╭─ Records for the task
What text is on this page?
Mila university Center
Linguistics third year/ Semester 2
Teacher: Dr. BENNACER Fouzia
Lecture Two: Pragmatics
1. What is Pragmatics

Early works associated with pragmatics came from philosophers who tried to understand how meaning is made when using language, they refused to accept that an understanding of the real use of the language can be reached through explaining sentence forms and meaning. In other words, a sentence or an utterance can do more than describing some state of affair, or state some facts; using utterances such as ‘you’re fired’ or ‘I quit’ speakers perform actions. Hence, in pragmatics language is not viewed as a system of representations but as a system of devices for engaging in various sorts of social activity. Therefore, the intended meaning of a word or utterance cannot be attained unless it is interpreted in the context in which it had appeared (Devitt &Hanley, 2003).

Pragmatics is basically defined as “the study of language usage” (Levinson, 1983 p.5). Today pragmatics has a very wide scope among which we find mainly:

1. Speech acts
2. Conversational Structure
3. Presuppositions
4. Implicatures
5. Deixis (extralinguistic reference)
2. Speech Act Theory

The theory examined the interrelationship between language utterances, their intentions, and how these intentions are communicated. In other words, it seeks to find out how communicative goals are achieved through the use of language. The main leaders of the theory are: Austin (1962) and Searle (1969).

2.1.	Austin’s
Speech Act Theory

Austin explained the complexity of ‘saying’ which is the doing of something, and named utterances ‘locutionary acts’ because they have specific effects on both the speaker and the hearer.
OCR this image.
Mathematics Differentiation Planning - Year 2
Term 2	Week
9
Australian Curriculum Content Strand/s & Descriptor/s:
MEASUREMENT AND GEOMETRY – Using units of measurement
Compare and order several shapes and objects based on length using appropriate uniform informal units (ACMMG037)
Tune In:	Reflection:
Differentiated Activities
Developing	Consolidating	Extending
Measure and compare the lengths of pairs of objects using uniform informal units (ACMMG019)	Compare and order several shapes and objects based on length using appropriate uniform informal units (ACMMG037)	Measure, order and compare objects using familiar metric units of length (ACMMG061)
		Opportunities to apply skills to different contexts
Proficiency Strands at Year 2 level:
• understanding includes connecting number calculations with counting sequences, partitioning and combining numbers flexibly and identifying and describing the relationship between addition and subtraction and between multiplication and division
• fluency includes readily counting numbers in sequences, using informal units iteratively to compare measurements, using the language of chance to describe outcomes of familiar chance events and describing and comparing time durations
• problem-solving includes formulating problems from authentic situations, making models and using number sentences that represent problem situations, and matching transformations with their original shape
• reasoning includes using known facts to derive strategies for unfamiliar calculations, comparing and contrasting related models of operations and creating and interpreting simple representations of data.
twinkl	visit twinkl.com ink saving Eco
╰─
◆ **Problem requirements**:
Copy out all the entries shown above, character for character.

◆ **Exercise solution**:
What text is on this page?
Mila university Center
Linguistics third year/ Semester 2
Teacher: Dr. BENNACER Fouzia
Lecture Two: Pragmatics
1. What is Pragmatics

Early works associated with pragmatics came from philosophers who tried to understand how meaning is made when using language, they refused to accept that an understanding of the real use of the language can be reached through explaining sentence forms and meaning. In other words, a sentence or an utterance can do more than describing some state of affair, or state some facts; using utterances such as ‘you’re fired’ or ‘I quit’ speakers perform actions. Hence, in pragmatics language is not viewed as a system of representations but as a system of devices for engaging in various sorts of social activity. Therefore, the intended meaning of a word or utterance cannot be attained unless it is interpreted in the context in which it had appeared (Devitt &Hanley, 2003).

Pragmatics is basically defined as “the study of language usage” (Levinson, 1983 p.5). Today pragmatics has a very wide scope among which we find mainly:

1. Speech acts
2. Conversational Structure
3. Presuppositions
4. Implicatures
5. Deixis (extralinguistic reference)
2. Speech Act Theory

The theory examined the interrelationship between language utterances, their intentions, and how these intentions are communicated. In other words, it seeks to find out how communicative goals are achieved through the use of language. The main leaders of the theory are: Austin (1962) and Searle (1969).

2.1.	Austin’s
Speech Act Theory

Austin explained the complexity of ‘saying’ which is the doing of something, and named utterances ‘locutionary acts’ because they have specific effects on both the speaker and the hearer.
OCR this image.
Mathematics Differentiation Planning - Year 2
Term 2	Week
9
Australian Curriculum Content Strand/s & Descriptor/s:
MEASUREMENT AND GEOMETRY – Using units of measurement
Compare and order several shapes and objects based on length using appropriate uniform informal units (ACMMG037)
Tune In:	Reflection:
Differentiated Activities
Developing	Consolidating	Extending
Measure and compare the lengths of pairs of objects using uniform informal units (ACMMG019)	Compare and order several shapes and objects based on length using appropriate uniform informal units (ACMMG037)	Measure, order and compare objects using familiar metric units of length (ACMMG061)
		Opportunities to apply skills to different contexts
Proficiency Strands at Year 2 level:
• understanding includes connecting number calculations with counting sequences, partitioning and combining numbers flexibly and identifying and describing the relationship between addition and subtraction and between multiplication and division
• fluency includes readily counting numbers in sequences, using informal units iteratively to compare measurements, using the language of chance to describe outcomes of familiar chance events and describing and comparing time durations
• problem-solving includes formulating problems from authentic situations, making models and using number sentences that represent problem situations, and matching transformations with their original shape
• reasoning includes using known facts to derive strategies for unfamiliar calculations, comparing and contrasting related models of operations and creating and interpreting simple representations of data.
twinkl	visit twinkl.com ink saving Eco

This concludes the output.